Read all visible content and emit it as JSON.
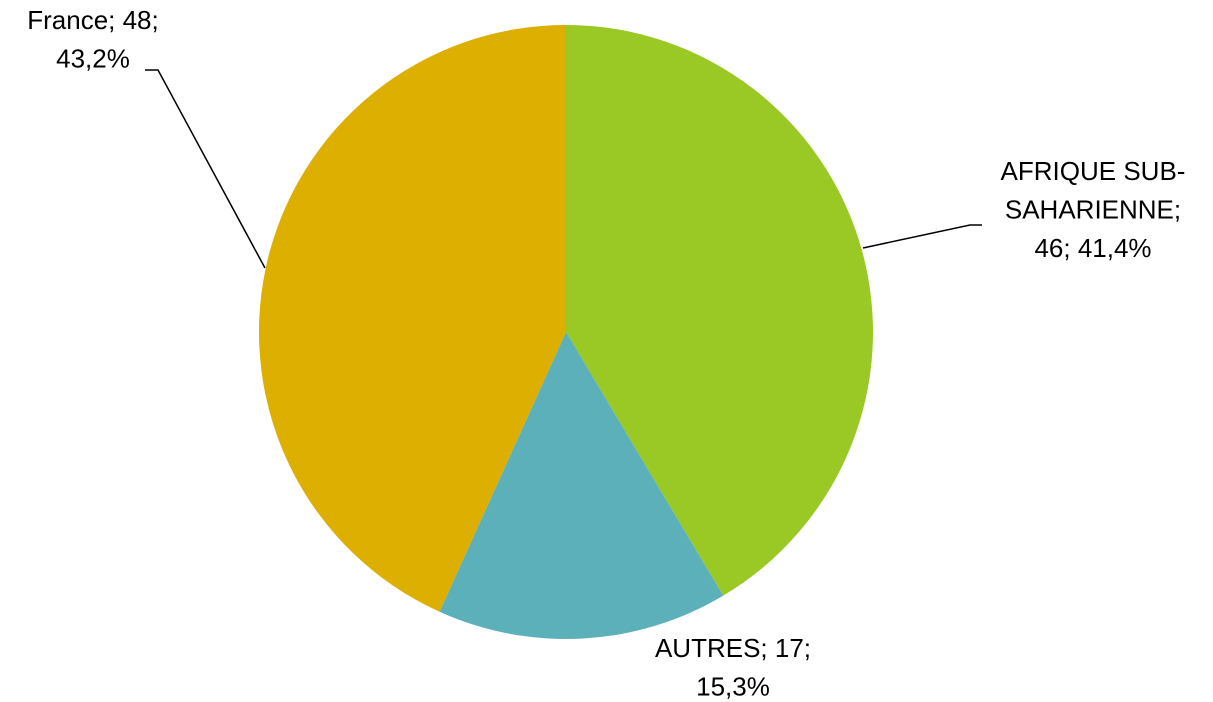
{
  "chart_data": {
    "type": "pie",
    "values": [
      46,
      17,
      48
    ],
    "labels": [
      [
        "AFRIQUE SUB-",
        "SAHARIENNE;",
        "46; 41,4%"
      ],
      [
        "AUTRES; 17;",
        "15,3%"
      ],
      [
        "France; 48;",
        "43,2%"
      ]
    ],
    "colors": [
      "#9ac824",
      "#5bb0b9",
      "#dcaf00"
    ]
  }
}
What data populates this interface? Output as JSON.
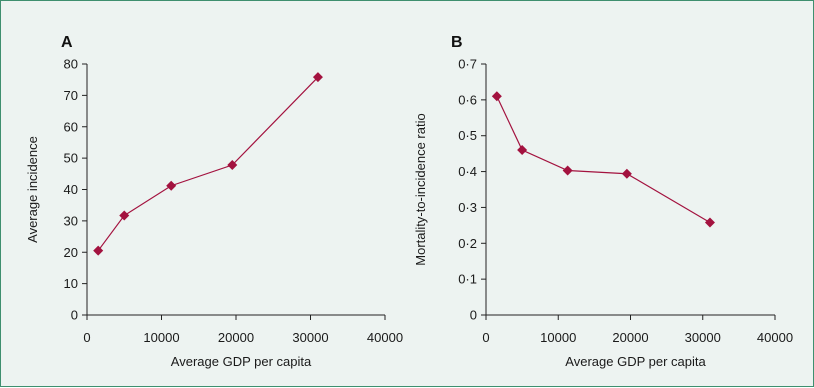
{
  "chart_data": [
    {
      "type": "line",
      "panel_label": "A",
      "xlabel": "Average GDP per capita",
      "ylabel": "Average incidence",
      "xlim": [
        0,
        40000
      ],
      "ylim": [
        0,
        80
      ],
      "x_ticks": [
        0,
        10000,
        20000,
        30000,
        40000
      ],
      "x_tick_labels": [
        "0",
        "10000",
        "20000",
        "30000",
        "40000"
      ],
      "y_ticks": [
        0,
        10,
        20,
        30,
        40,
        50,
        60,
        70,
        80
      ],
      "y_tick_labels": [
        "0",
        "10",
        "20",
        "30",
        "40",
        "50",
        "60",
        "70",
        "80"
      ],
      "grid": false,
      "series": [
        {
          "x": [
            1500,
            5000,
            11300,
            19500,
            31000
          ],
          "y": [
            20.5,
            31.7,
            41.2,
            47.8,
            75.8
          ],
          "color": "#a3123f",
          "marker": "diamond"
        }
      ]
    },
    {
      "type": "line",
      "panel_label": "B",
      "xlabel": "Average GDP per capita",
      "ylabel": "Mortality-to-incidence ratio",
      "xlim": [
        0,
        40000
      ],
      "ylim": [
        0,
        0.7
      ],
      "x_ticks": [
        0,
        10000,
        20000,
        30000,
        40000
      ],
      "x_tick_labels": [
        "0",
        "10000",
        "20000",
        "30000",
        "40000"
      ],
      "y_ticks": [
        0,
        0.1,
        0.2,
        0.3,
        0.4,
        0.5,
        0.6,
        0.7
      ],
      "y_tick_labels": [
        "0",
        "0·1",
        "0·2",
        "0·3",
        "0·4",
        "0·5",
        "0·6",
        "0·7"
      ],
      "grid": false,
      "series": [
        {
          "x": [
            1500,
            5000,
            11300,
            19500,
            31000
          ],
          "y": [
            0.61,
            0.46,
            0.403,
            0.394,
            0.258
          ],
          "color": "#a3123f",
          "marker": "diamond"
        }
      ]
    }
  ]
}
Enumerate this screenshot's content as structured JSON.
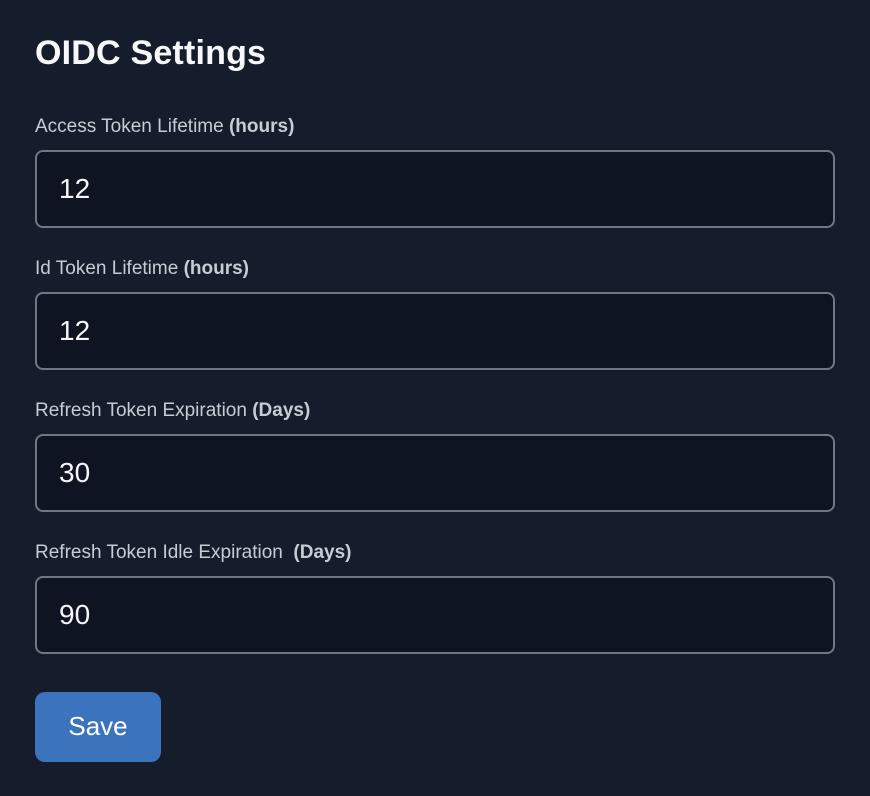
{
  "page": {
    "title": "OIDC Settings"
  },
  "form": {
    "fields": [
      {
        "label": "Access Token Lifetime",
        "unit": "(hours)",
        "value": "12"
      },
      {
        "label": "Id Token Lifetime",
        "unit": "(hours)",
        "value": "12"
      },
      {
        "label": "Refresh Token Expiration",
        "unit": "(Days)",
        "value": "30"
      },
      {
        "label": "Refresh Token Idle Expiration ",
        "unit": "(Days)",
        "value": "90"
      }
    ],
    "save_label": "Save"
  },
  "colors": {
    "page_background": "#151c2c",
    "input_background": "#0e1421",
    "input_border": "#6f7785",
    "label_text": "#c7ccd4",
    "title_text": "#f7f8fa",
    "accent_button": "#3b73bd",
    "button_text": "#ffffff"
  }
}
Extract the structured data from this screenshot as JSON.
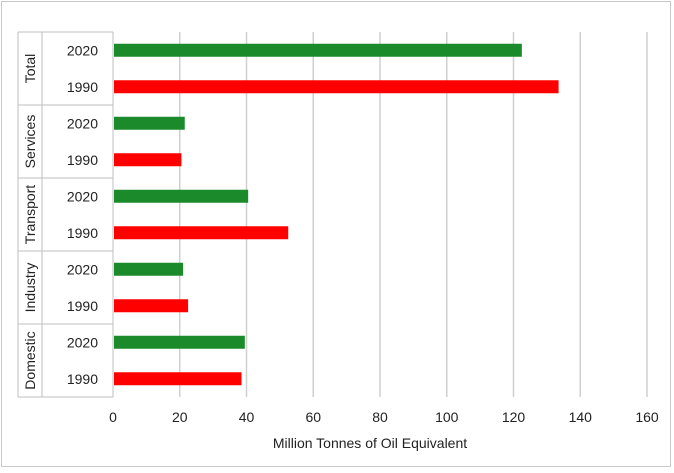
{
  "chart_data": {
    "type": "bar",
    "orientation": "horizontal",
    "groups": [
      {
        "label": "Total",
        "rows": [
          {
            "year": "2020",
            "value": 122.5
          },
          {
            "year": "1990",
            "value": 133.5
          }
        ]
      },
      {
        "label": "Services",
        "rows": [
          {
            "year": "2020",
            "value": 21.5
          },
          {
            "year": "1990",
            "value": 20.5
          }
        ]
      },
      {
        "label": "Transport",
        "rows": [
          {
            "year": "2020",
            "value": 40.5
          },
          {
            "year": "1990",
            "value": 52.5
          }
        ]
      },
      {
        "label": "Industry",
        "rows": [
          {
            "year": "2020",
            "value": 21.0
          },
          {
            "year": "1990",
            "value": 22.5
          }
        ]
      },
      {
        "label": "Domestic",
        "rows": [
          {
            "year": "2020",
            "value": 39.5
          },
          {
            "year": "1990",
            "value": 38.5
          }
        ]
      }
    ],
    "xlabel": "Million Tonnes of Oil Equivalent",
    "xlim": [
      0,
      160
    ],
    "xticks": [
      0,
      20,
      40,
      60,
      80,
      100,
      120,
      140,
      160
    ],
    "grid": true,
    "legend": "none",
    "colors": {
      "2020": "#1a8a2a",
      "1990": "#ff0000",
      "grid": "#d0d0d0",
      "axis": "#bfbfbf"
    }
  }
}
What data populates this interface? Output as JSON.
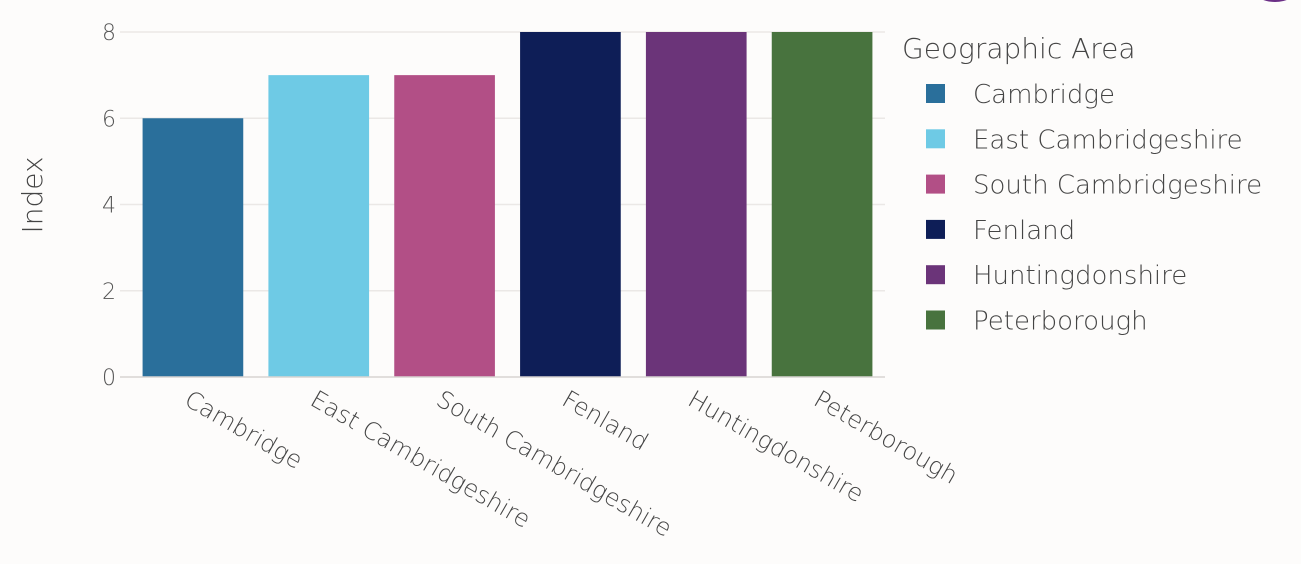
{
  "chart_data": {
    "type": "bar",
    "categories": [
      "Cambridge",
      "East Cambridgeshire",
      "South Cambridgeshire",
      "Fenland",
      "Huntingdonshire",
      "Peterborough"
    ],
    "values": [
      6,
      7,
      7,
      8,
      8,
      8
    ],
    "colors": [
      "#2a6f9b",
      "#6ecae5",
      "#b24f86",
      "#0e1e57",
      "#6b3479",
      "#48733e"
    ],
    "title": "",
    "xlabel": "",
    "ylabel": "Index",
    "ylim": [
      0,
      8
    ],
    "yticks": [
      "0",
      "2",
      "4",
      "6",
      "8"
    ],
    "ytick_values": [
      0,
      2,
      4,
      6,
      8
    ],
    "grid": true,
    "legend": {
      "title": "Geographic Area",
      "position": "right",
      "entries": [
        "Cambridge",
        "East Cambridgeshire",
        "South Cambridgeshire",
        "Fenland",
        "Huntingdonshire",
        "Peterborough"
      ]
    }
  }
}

____

## DO THIS
Reproduce every record above exactly, omitting the pictures.

## PROBLEM SOLUTION
Read all visible content and emit it as JSON.
{
  "chart_data": {
    "type": "pie",
    "values": [
      46,
      17,
      48
    ],
    "labels": [
      [
        "AFRIQUE SUB-",
        "SAHARIENNE;",
        "46; 41,4%"
      ],
      [
        "AUTRES; 17;",
        "15,3%"
      ],
      [
        "France; 48;",
        "43,2%"
      ]
    ],
    "colors": [
      "#9ac824",
      "#5bb0b9",
      "#dcaf00"
    ]
  }
}
What data populates this interface? Output as JSON.
{
  "chart_data": [
    {
      "type": "line",
      "panel_label": "A",
      "xlabel": "Average GDP per capita",
      "ylabel": "Average incidence",
      "xlim": [
        0,
        40000
      ],
      "ylim": [
        0,
        80
      ],
      "x_ticks": [
        0,
        10000,
        20000,
        30000,
        40000
      ],
      "x_tick_labels": [
        "0",
        "10000",
        "20000",
        "30000",
        "40000"
      ],
      "y_ticks": [
        0,
        10,
        20,
        30,
        40,
        50,
        60,
        70,
        80
      ],
      "y_tick_labels": [
        "0",
        "10",
        "20",
        "30",
        "40",
        "50",
        "60",
        "70",
        "80"
      ],
      "grid": false,
      "series": [
        {
          "x": [
            1500,
            5000,
            11300,
            19500,
            31000
          ],
          "y": [
            20.5,
            31.7,
            41.2,
            47.8,
            75.8
          ],
          "color": "#a3123f",
          "marker": "diamond"
        }
      ]
    },
    {
      "type": "line",
      "panel_label": "B",
      "xlabel": "Average GDP per capita",
      "ylabel": "Mortality-to-incidence ratio",
      "xlim": [
        0,
        40000
      ],
      "ylim": [
        0,
        0.7
      ],
      "x_ticks": [
        0,
        10000,
        20000,
        30000,
        40000
      ],
      "x_tick_labels": [
        "0",
        "10000",
        "20000",
        "30000",
        "40000"
      ],
      "y_ticks": [
        0,
        0.1,
        0.2,
        0.3,
        0.4,
        0.5,
        0.6,
        0.7
      ],
      "y_tick_labels": [
        "0",
        "0·1",
        "0·2",
        "0·3",
        "0·4",
        "0·5",
        "0·6",
        "0·7"
      ],
      "grid": false,
      "series": [
        {
          "x": [
            1500,
            5000,
            11300,
            19500,
            31000
          ],
          "y": [
            0.61,
            0.46,
            0.403,
            0.394,
            0.258
          ],
          "color": "#a3123f",
          "marker": "diamond"
        }
      ]
    }
  ]
}
Enumerate this screenshot's content as structured JSON.
{
  "page": {
    "title": "OIDC Settings"
  },
  "form": {
    "fields": [
      {
        "label": "Access Token Lifetime",
        "unit": "(hours)",
        "value": "12"
      },
      {
        "label": "Id Token Lifetime",
        "unit": "(hours)",
        "value": "12"
      },
      {
        "label": "Refresh Token Expiration",
        "unit": "(Days)",
        "value": "30"
      },
      {
        "label": "Refresh Token Idle Expiration ",
        "unit": "(Days)",
        "value": "90"
      }
    ],
    "save_label": "Save"
  },
  "colors": {
    "page_background": "#151c2c",
    "input_background": "#0e1421",
    "input_border": "#6f7785",
    "label_text": "#c7ccd4",
    "title_text": "#f7f8fa",
    "accent_button": "#3b73bd",
    "button_text": "#ffffff"
  }
}
Extract the structured data from this screenshot as JSON.
{
  "chart_data": {
    "type": "bar",
    "orientation": "horizontal",
    "groups": [
      {
        "label": "Total",
        "rows": [
          {
            "year": "2020",
            "value": 122.5
          },
          {
            "year": "1990",
            "value": 133.5
          }
        ]
      },
      {
        "label": "Services",
        "rows": [
          {
            "year": "2020",
            "value": 21.5
          },
          {
            "year": "1990",
            "value": 20.5
          }
        ]
      },
      {
        "label": "Transport",
        "rows": [
          {
            "year": "2020",
            "value": 40.5
          },
          {
            "year": "1990",
            "value": 52.5
          }
        ]
      },
      {
        "label": "Industry",
        "rows": [
          {
            "year": "2020",
            "value": 21.0
          },
          {
            "year": "1990",
            "value": 22.5
          }
        ]
      },
      {
        "label": "Domestic",
        "rows": [
          {
            "year": "2020",
            "value": 39.5
          },
          {
            "year": "1990",
            "value": 38.5
          }
        ]
      }
    ],
    "xlabel": "Million Tonnes of Oil Equivalent",
    "xlim": [
      0,
      160
    ],
    "xticks": [
      0,
      20,
      40,
      60,
      80,
      100,
      120,
      140,
      160
    ],
    "grid": true,
    "legend": "none",
    "colors": {
      "2020": "#1a8a2a",
      "1990": "#ff0000",
      "grid": "#d0d0d0",
      "axis": "#bfbfbf"
    }
  }
}
What data populates this interface? Output as JSON.
{
  "chart_data": {
    "type": "bar",
    "categories": [
      "Cambridge",
      "East Cambridgeshire",
      "South Cambridgeshire",
      "Fenland",
      "Huntingdonshire",
      "Peterborough"
    ],
    "values": [
      6,
      7,
      7,
      8,
      8,
      8
    ],
    "colors": [
      "#2a6f9b",
      "#6ecae5",
      "#b24f86",
      "#0e1e57",
      "#6b3479",
      "#48733e"
    ],
    "title": "",
    "xlabel": "",
    "ylabel": "Index",
    "ylim": [
      0,
      8
    ],
    "yticks": [
      "0",
      "2",
      "4",
      "6",
      "8"
    ],
    "ytick_values": [
      0,
      2,
      4,
      6,
      8
    ],
    "grid": true,
    "legend": {
      "title": "Geographic Area",
      "position": "right",
      "entries": [
        "Cambridge",
        "East Cambridgeshire",
        "South Cambridgeshire",
        "Fenland",
        "Huntingdonshire",
        "Peterborough"
      ]
    }
  }
}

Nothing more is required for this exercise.